Source extract ->
Tuesday, September 08, 2009

The British Railway Sandwich.

The passenger railway business began in the north of England with the opening of the Stockton to Darlington railway line on September 27, 1829. For some years the steam locomotive had been used to pull coal-wagons, but on this day, a passenger carriage carrying a number of no doubt very excited and honoured dignitaries was attached. The man they called “The Father of Railways” , George Stephenson (1781-1848) was in the driving seat on that inaugural ride.

Within a few decades railway lines criss-crossed many countries, and made it possible for many more people to become “travellers”. As we do nowadays, before setting off on a rail journey passengers could do their travel homework by reading the accounts and hints from those who had “been there, done that.” A little over two decades after Stephenson’s train line carried the north country notables on that first ride, there were already several guides to would-be passengers. Today’s advice about how to ensure one does not go hungry en route come from Hints to Railway Travellers, and country visitors to London, by an Old Stager (1852)

Provided records ->
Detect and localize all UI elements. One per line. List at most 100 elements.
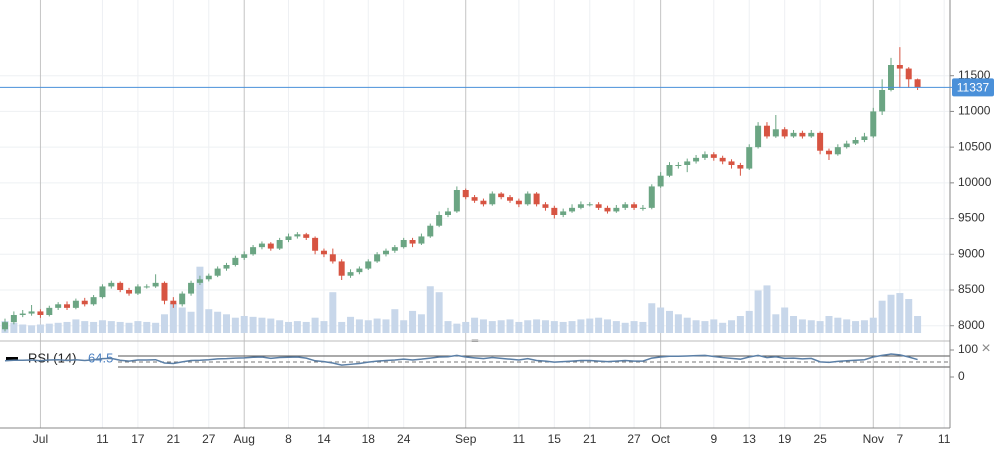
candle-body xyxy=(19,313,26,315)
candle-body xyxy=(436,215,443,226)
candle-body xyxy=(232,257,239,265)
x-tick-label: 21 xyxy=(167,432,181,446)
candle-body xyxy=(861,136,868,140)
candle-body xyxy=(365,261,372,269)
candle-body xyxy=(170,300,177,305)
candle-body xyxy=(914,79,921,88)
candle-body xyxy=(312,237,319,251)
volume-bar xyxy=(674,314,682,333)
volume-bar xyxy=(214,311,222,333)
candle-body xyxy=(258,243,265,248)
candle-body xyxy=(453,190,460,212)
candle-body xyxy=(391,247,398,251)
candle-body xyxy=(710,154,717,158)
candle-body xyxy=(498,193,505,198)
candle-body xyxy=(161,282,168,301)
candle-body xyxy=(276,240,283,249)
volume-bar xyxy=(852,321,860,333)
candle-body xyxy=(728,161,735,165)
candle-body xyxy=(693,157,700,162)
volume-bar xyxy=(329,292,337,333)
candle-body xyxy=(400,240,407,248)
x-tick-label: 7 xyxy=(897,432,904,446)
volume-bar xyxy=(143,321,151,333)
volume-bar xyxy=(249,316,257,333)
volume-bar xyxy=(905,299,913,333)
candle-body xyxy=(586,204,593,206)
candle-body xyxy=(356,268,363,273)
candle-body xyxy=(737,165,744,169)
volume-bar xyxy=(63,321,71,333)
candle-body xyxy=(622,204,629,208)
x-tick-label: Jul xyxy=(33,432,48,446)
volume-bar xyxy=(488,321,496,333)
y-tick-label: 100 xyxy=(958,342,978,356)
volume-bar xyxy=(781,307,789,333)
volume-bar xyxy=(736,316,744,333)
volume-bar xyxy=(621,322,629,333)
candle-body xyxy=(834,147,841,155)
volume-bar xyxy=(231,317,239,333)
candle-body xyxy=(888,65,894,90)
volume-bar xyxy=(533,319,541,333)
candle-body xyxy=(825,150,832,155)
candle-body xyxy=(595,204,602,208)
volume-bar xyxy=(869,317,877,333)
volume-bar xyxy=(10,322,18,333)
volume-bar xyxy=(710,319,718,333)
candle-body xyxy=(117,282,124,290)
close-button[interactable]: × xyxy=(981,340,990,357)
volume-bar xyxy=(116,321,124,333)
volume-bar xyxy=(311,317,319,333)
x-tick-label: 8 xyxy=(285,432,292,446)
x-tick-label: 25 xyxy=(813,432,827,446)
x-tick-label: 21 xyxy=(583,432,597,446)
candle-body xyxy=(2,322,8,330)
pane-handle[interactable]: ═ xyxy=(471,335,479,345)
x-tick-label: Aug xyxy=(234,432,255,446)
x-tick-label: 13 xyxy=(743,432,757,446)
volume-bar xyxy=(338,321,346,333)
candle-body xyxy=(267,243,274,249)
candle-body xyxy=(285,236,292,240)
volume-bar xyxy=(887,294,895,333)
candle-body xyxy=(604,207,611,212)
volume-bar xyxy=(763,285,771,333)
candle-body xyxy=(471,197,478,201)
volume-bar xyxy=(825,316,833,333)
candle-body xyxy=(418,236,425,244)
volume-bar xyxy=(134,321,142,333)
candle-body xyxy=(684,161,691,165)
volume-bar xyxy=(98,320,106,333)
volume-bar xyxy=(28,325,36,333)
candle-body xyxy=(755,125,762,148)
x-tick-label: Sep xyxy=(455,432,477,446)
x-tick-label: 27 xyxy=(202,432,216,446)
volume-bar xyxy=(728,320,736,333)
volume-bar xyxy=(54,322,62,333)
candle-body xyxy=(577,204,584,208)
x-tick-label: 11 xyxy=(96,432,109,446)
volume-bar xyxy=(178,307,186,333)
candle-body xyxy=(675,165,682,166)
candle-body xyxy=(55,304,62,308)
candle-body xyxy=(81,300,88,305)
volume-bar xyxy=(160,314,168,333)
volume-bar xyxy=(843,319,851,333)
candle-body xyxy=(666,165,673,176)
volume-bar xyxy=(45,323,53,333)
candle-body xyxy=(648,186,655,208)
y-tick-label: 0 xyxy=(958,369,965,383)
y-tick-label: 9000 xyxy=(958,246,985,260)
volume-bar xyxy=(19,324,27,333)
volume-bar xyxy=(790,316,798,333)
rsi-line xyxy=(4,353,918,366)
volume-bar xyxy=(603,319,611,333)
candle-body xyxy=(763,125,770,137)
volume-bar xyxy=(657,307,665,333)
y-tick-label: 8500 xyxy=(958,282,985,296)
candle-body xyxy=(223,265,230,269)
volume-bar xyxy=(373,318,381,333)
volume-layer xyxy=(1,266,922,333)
---
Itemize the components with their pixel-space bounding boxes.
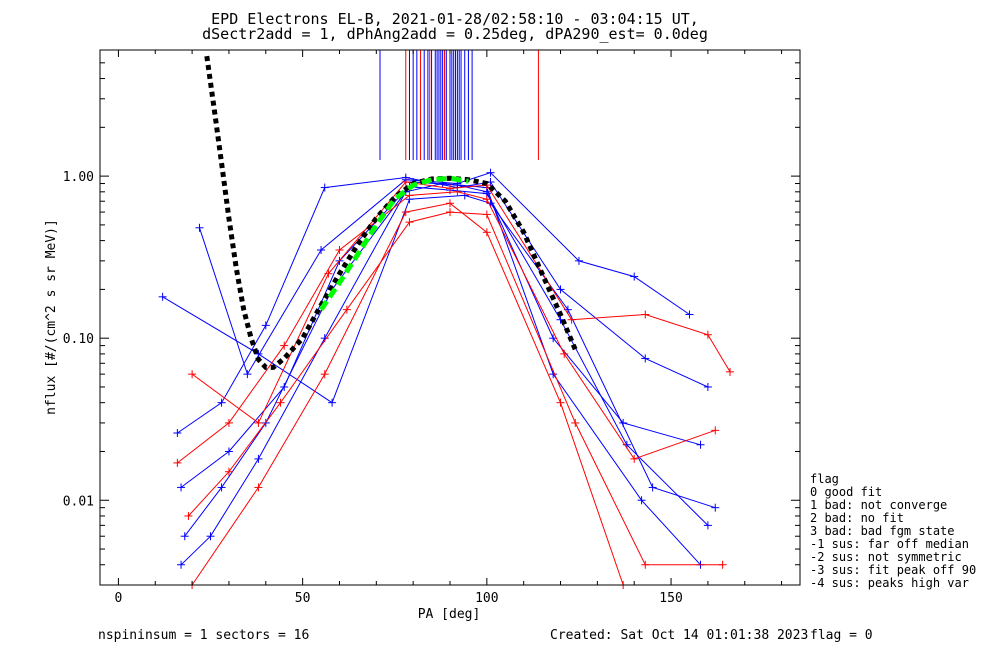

Work to do ->
1. Copy out the rows between the line holding "Detect and localize" and the line holding "candle-body xyxy=(586,204,593,206)", inclusive, and omit the pictures.
2. Extend the railway sandwich text from its last sentence onward.

Answers given ->
1.
Detect and localize all UI elements. One per line. List at most 100 elements.
candle-body xyxy=(19,313,26,315)
candle-body xyxy=(436,215,443,226)
candle-body xyxy=(232,257,239,265)
x-tick-label: 21 xyxy=(167,432,181,446)
candle-body xyxy=(861,136,868,140)
candle-body xyxy=(365,261,372,269)
candle-body xyxy=(170,300,177,305)
candle-body xyxy=(914,79,921,88)
candle-body xyxy=(312,237,319,251)
volume-bar xyxy=(674,314,682,333)
volume-bar xyxy=(214,311,222,333)
candle-body xyxy=(258,243,265,248)
candle-body xyxy=(453,190,460,212)
candle-body xyxy=(391,247,398,251)
candle-body xyxy=(710,154,717,158)
candle-body xyxy=(498,193,505,198)
candle-body xyxy=(161,282,168,301)
candle-body xyxy=(276,240,283,249)
volume-bar xyxy=(852,321,860,333)
candle-body xyxy=(728,161,735,165)
candle-body xyxy=(693,157,700,162)
volume-bar xyxy=(329,292,337,333)
candle-body xyxy=(400,240,407,248)
x-tick-label: 7 xyxy=(897,432,904,446)
volume-bar xyxy=(143,321,151,333)
volume-bar xyxy=(249,316,257,333)
volume-bar xyxy=(905,299,913,333)
candle-body xyxy=(586,204,593,206)

2.
“Carry your own provisions, by which means you can dine when you are hungry instead of when the railway directors think you ought to be. Chickens cut up, and tongue sliced, with bread,biscuits, cakes and so on are most convenient. Don’t forget the salt. Buy sandwiches if you do buy.
The quickest Express generally gives time for drinking, but if you don t like getting out of the carriage, you can add sherry and water, or brandy and water, to the stock. Ask how long the train stops before you alight and on no account attempt to do so before it stops.”

Sandwiches, sandwiches, sandwiches. Make or buy sandwiches became the standard advice to railway passengers. Railway refreshment room supervisors heard the call, and invented the infamous “British Railway Sandwich.”

It was some time before cookery books devoted to the sandwich were published, but when they did, some even had special sections on sandwiches suitable for railway journeys. One of those books was Something New in Sandwiches, by M. Redington White (1932). Recipes were given for sandwiches in various categories – simple savoury, special savoury, vegetarian, afternoon tea, sweet biscuit etc., and various combinations were suggested for taking onto the train.


Menus for Railway Journeys.

1. Cress, Ham, Tomato, Apple.
2. Cheddar Cheese, Beetroot, Beef, Apricot.
3. Cream Cheese, Celery, Kidney, Green Pea, Lemon.
4. Sausage, Broad Bean, Banana, Orange.
5. Egg, Roe, Lettuce, Strawberry.
6. Sole, Liver, Russian Salad, Melon.
7. Cabbage, Pork, Apple, Walnut.
8. Chicken, Asparagus, Greengage, Orange.

It is good to see that many of the books ensured that the dessert course was covered too. We have had many sandwich recipes before, but here are some sweet ideas from Salads and Sandwiches, by Mary M. Wright (Philadelphia, 1917)

Mint Sandwiches.
Pear preserves, Fresh mint, Bread and butter.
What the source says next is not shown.